Element location data
● ● ● ● ●
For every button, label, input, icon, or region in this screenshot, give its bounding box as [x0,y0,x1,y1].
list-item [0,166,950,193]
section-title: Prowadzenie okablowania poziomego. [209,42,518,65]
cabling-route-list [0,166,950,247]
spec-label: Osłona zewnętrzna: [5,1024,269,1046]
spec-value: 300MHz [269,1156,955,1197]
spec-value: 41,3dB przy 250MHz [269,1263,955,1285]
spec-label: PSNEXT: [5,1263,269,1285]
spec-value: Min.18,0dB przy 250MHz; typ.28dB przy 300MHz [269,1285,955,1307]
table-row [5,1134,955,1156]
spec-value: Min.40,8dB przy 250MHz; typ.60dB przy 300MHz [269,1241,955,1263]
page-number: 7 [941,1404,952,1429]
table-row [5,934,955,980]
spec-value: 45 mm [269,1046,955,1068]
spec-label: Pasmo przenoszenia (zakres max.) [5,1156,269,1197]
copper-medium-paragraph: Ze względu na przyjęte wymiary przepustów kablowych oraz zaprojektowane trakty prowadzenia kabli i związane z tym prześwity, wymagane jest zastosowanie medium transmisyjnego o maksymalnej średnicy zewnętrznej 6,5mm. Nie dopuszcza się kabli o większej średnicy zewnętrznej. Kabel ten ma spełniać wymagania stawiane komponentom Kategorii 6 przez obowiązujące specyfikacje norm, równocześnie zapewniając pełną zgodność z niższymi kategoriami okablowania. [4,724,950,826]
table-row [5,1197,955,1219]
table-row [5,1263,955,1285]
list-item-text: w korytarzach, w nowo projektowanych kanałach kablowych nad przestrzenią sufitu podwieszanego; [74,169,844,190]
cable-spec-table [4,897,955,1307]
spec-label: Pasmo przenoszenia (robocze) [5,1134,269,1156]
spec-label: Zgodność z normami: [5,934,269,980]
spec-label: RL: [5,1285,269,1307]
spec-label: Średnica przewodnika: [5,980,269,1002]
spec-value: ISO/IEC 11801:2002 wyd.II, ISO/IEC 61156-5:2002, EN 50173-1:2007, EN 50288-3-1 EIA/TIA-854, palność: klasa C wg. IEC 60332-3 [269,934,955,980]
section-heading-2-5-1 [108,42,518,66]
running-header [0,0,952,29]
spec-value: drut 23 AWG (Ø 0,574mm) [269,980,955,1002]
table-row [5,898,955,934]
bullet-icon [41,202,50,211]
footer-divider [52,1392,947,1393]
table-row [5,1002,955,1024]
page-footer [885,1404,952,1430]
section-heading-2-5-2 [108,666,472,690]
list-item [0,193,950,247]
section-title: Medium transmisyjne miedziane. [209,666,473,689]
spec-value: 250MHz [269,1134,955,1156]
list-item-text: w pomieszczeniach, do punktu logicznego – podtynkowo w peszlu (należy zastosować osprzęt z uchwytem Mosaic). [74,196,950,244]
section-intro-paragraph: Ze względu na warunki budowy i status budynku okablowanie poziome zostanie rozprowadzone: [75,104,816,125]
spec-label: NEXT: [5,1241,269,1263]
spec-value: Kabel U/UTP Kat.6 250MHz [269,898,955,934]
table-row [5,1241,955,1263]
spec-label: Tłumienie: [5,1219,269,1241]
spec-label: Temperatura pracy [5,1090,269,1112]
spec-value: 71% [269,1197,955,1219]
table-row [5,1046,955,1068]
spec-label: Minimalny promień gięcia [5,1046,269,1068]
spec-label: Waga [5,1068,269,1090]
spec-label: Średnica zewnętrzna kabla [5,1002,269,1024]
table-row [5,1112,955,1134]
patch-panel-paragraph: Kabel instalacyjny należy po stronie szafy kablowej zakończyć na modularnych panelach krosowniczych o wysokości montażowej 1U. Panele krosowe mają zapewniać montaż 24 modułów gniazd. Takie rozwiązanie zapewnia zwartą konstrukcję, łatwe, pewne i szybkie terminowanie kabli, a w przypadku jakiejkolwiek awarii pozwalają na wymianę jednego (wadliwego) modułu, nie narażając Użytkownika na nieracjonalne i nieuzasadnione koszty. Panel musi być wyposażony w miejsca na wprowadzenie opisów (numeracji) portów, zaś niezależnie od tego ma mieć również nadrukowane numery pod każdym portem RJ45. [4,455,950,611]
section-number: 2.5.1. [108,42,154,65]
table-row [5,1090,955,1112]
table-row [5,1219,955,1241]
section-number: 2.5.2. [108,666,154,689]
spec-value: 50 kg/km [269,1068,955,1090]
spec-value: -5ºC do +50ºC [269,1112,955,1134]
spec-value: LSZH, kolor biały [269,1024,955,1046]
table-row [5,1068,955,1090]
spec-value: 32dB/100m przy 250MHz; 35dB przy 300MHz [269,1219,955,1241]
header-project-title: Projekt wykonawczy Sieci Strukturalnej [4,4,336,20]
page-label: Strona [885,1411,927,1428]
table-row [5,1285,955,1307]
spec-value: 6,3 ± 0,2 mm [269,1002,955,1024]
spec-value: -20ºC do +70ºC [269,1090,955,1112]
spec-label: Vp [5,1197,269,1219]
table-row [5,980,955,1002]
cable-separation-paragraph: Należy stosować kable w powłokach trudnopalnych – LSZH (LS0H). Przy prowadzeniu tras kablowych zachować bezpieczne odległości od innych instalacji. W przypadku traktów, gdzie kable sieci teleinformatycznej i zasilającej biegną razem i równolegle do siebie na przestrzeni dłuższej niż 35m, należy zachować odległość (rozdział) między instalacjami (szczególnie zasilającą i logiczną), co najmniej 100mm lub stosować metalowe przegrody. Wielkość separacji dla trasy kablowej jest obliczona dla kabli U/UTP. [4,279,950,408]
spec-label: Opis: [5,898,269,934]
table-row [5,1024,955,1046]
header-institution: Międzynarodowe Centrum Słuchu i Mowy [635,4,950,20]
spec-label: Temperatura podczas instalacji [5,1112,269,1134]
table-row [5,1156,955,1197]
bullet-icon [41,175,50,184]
● ● ● ● ●
§ Prompt:
Reproduce the material above line for line, without changing any character.

§ Response below:
For every button, label, input, icon, or region in this screenshot, give its bounding box as [x0,y0,x1,y1].
list-item [0,166,950,193]
section-title: Prowadzenie okablowania poziomego. [209,42,518,65]
cabling-route-list [0,166,950,247]
spec-label: Osłona zewnętrzna: [5,1024,269,1046]
spec-value: 300MHz [269,1156,955,1197]
spec-value: 41,3dB przy 250MHz [269,1263,955,1285]
spec-label: PSNEXT: [5,1263,269,1285]
spec-value: Min.18,0dB przy 250MHz; typ.28dB przy 300MHz [269,1285,955,1307]
table-row [5,1134,955,1156]
spec-value: Min.40,8dB przy 250MHz; typ.60dB przy 300MHz [269,1241,955,1263]
page-number: 7 [941,1404,952,1429]
table-row [5,934,955,980]
spec-value: 45 mm [269,1046,955,1068]
spec-label: Pasmo przenoszenia (zakres max.) [5,1156,269,1197]
copper-medium-paragraph: Ze względu na przyjęte wymiary przepustów kablowych oraz zaprojektowane trakty prowadzenia kabli i związane z tym prześwity, wymagane jest zastosowanie medium transmisyjnego o maksymalnej średnicy zewnętrznej 6,5mm. Nie dopuszcza się kabli o większej średnicy zewnętrznej. Kabel ten ma spełniać wymagania stawiane komponentom Kategorii 6 przez obowiązujące specyfikacje norm, równocześnie zapewniając pełną zgodność z niższymi kategoriami okablowania. [4,724,950,826]
table-row [5,1197,955,1219]
table-row [5,1263,955,1285]
list-item-text: w korytarzach, w nowo projektowanych kanałach kablowych nad przestrzenią sufitu podwieszanego; [74,169,844,190]
cable-spec-table [4,897,955,1307]
spec-label: Pasmo przenoszenia (robocze) [5,1134,269,1156]
spec-label: Zgodność z normami: [5,934,269,980]
spec-label: RL: [5,1285,269,1307]
spec-label: Średnica przewodnika: [5,980,269,1002]
spec-value: ISO/IEC 11801:2002 wyd.II, ISO/IEC 61156-5:2002, EN 50173-1:2007, EN 50288-3-1 EIA/TIA-854, palność: klasa C wg. IEC 60332-3 [269,934,955,980]
section-heading-2-5-1 [108,42,518,66]
running-header [0,0,952,29]
spec-value: drut 23 AWG (Ø 0,574mm) [269,980,955,1002]
table-row [5,898,955,934]
bullet-icon [41,202,50,211]
footer-divider [52,1392,947,1393]
table-row [5,1002,955,1024]
page-footer [885,1404,952,1430]
section-heading-2-5-2 [108,666,472,690]
list-item [0,193,950,247]
section-title: Medium transmisyjne miedziane. [209,666,473,689]
spec-value: 250MHz [269,1134,955,1156]
list-item-text: w pomieszczeniach, do punktu logicznego – podtynkowo w peszlu (należy zastosować osprzęt z uchwytem Mosaic). [74,196,950,244]
section-intro-paragraph: Ze względu na warunki budowy i status budynku okablowanie poziome zostanie rozprowadzone: [75,104,816,125]
spec-label: NEXT: [5,1241,269,1263]
spec-value: Kabel U/UTP Kat.6 250MHz [269,898,955,934]
table-row [5,1241,955,1263]
spec-label: Tłumienie: [5,1219,269,1241]
spec-label: Temperatura pracy [5,1090,269,1112]
spec-value: 71% [269,1197,955,1219]
table-row [5,1046,955,1068]
spec-label: Minimalny promień gięcia [5,1046,269,1068]
spec-label: Waga [5,1068,269,1090]
spec-label: Średnica zewnętrzna kabla [5,1002,269,1024]
table-row [5,1112,955,1134]
patch-panel-paragraph: Kabel instalacyjny należy po stronie szafy kablowej zakończyć na modularnych panelach krosowniczych o wysokości montażowej 1U. Panele krosowe mają zapewniać montaż 24 modułów gniazd. Takie rozwiązanie zapewnia zwartą konstrukcję, łatwe, pewne i szybkie terminowanie kabli, a w przypadku jakiejkolwiek awarii pozwalają na wymianę jednego (wadliwego) modułu, nie narażając Użytkownika na nieracjonalne i nieuzasadnione koszty. Panel musi być wyposażony w miejsca na wprowadzenie opisów (numeracji) portów, zaś niezależnie od tego ma mieć również nadrukowane numery pod każdym portem RJ45. [4,455,950,611]
section-number: 2.5.1. [108,42,154,65]
table-row [5,1090,955,1112]
table-row [5,1219,955,1241]
section-number: 2.5.2. [108,666,154,689]
spec-value: 50 kg/km [269,1068,955,1090]
spec-value: -5ºC do +50ºC [269,1112,955,1134]
spec-value: LSZH, kolor biały [269,1024,955,1046]
table-row [5,1068,955,1090]
spec-value: 32dB/100m przy 250MHz; 35dB przy 300MHz [269,1219,955,1241]
header-project-title: Projekt wykonawczy Sieci Strukturalnej [4,4,336,20]
page-label: Strona [885,1411,927,1428]
table-row [5,1285,955,1307]
spec-value: 6,3 ± 0,2 mm [269,1002,955,1024]
spec-value: -20ºC do +70ºC [269,1090,955,1112]
spec-label: Vp [5,1197,269,1219]
table-row [5,980,955,1002]
cable-separation-paragraph: Należy stosować kable w powłokach trudnopalnych – LSZH (LS0H). Przy prowadzeniu tras kablowych zachować bezpieczne odległości od innych instalacji. W przypadku traktów, gdzie kable sieci teleinformatycznej i zasilającej biegną razem i równolegle do siebie na przestrzeni dłuższej niż 35m, należy zachować odległość (rozdział) między instalacjami (szczególnie zasilającą i logiczną), co najmniej 100mm lub stosować metalowe przegrody. Wielkość separacji dla trasy kablowej jest obliczona dla kabli U/UTP. [4,279,950,408]
spec-label: Opis: [5,898,269,934]
table-row [5,1024,955,1046]
header-institution: Międzynarodowe Centrum Słuchu i Mowy [635,4,950,20]
spec-label: Temperatura podczas instalacji [5,1112,269,1134]
table-row [5,1156,955,1197]
bullet-icon [41,175,50,184]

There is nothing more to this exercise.